--- start of DATA RECORDS ---
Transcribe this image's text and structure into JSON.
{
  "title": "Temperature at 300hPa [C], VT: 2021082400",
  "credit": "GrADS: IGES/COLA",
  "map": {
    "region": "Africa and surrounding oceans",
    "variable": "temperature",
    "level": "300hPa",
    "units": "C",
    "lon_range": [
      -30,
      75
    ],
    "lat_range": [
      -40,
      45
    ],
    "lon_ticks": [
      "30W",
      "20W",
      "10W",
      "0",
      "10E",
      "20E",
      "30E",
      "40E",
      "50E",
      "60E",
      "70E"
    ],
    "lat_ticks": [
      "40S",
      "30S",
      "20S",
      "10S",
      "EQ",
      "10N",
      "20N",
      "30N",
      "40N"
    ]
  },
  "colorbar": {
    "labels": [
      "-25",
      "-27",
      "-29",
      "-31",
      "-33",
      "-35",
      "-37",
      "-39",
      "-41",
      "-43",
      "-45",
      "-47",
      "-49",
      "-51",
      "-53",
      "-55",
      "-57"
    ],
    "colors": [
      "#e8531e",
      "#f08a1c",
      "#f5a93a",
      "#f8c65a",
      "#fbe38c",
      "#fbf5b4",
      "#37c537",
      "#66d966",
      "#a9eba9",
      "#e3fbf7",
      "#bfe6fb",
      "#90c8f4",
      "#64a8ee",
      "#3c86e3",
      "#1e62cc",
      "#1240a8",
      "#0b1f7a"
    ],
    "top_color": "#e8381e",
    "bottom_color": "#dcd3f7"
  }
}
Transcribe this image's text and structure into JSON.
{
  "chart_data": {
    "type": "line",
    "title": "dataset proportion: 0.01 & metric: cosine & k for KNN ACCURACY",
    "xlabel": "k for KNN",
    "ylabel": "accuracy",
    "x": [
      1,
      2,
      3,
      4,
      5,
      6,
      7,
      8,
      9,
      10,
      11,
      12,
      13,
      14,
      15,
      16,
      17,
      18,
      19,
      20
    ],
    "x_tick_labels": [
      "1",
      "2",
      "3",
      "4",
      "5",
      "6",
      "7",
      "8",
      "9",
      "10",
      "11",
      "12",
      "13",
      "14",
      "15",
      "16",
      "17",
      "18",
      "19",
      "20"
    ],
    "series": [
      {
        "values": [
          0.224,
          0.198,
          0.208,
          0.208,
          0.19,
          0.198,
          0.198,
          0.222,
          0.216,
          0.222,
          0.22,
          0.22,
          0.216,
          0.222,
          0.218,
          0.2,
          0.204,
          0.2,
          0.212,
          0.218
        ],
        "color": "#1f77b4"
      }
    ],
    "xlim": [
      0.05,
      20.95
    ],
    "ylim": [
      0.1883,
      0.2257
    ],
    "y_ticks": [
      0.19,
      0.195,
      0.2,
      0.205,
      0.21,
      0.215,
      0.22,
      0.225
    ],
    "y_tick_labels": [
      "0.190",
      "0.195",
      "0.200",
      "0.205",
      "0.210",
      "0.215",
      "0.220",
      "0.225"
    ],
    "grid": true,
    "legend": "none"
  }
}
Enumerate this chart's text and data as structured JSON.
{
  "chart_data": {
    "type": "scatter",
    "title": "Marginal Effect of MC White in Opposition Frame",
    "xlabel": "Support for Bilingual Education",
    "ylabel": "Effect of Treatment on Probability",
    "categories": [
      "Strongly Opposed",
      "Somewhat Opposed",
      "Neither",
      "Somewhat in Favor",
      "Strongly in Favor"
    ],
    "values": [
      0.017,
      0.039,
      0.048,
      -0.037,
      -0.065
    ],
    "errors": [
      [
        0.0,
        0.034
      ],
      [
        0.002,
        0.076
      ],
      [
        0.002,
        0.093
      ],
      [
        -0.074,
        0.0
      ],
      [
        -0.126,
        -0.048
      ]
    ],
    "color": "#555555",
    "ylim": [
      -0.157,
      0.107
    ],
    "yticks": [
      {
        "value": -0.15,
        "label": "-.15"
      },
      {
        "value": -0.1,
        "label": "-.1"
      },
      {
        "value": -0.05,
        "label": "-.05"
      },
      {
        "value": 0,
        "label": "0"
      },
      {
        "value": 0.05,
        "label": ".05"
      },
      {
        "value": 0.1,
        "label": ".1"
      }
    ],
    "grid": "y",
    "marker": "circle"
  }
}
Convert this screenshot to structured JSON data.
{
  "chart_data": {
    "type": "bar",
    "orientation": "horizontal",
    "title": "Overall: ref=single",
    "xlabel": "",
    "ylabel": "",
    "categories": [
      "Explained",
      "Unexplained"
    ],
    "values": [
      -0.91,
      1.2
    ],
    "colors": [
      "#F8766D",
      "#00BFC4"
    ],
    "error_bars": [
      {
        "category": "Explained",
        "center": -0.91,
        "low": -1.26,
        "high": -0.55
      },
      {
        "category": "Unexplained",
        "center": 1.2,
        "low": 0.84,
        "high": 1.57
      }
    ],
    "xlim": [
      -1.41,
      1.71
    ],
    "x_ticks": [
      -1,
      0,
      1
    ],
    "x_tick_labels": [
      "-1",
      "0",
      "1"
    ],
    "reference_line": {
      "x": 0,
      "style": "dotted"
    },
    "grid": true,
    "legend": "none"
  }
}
--- end of DATA RECORDS ---
> **REQUIRED WORK**
Report back each line of the entries that holds the string "Unexplained".

> **ANSWER TO THE PROBLEM**
      "Unexplained"
        "category": "Unexplained",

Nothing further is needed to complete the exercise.